>> START

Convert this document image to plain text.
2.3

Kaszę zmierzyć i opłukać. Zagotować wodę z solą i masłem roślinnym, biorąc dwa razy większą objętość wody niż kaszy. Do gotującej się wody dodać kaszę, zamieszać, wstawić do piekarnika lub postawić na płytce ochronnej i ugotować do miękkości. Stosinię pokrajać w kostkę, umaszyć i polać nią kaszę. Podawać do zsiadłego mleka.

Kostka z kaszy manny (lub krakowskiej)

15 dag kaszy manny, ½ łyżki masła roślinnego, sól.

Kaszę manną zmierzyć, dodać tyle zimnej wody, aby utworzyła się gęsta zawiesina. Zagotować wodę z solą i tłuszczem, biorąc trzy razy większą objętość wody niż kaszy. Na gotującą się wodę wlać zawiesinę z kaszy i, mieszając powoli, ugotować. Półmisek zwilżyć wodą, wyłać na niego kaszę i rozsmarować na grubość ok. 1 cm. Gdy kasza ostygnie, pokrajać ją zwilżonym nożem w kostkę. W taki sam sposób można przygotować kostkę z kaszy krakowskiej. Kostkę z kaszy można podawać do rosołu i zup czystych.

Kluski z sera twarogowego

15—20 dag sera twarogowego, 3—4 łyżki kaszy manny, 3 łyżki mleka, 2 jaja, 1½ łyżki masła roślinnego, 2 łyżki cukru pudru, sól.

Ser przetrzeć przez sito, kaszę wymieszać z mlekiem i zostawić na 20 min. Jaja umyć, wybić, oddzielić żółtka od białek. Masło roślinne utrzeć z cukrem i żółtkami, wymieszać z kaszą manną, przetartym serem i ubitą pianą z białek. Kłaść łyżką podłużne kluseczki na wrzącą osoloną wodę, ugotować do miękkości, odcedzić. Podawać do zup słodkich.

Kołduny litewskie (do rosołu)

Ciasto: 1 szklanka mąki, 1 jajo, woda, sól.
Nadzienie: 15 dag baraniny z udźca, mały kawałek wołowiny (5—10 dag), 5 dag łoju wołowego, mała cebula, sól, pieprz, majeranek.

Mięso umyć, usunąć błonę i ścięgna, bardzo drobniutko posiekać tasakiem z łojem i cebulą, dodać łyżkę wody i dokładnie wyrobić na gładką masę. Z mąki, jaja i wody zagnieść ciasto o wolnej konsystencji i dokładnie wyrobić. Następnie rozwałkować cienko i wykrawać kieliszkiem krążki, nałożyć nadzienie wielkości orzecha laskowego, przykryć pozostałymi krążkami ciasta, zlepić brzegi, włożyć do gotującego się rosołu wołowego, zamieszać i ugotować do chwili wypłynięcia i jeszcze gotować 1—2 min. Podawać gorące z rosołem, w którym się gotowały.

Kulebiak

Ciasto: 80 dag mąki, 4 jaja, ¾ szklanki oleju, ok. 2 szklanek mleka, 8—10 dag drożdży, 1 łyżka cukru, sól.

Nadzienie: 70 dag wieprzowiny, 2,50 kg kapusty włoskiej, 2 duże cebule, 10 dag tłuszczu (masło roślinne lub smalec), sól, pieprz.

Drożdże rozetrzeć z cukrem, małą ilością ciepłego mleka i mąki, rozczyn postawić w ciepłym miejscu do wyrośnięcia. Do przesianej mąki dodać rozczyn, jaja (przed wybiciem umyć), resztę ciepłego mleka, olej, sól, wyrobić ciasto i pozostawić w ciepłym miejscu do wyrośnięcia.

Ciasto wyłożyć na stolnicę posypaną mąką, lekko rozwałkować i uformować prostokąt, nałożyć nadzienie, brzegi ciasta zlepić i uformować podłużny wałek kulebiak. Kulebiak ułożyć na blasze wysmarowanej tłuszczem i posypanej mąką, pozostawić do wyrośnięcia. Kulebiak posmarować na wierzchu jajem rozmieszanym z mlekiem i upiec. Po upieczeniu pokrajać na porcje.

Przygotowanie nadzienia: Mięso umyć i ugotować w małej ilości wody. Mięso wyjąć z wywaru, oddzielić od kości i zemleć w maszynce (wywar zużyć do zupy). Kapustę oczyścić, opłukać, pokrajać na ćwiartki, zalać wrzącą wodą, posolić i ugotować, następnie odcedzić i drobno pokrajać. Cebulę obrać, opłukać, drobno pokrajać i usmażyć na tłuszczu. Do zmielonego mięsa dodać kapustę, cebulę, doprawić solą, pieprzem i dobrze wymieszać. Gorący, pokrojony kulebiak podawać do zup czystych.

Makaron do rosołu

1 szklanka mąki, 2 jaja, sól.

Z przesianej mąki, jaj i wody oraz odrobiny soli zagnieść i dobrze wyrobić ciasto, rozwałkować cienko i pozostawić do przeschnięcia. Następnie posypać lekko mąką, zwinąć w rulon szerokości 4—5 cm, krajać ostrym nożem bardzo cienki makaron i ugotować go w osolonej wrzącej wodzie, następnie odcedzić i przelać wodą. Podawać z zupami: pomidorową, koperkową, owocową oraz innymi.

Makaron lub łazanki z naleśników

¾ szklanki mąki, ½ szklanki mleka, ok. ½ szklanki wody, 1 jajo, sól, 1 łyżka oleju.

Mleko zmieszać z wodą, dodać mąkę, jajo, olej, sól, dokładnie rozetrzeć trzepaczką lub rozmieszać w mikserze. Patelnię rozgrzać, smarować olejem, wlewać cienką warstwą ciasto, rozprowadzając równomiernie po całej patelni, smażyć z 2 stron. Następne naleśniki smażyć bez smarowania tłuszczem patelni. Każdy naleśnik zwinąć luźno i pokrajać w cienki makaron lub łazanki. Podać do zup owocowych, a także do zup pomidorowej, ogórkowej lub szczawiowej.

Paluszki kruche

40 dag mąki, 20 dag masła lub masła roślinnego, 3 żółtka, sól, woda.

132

>> END

Report how many lines in the records above contain the word "szklanka", giving only the number.

2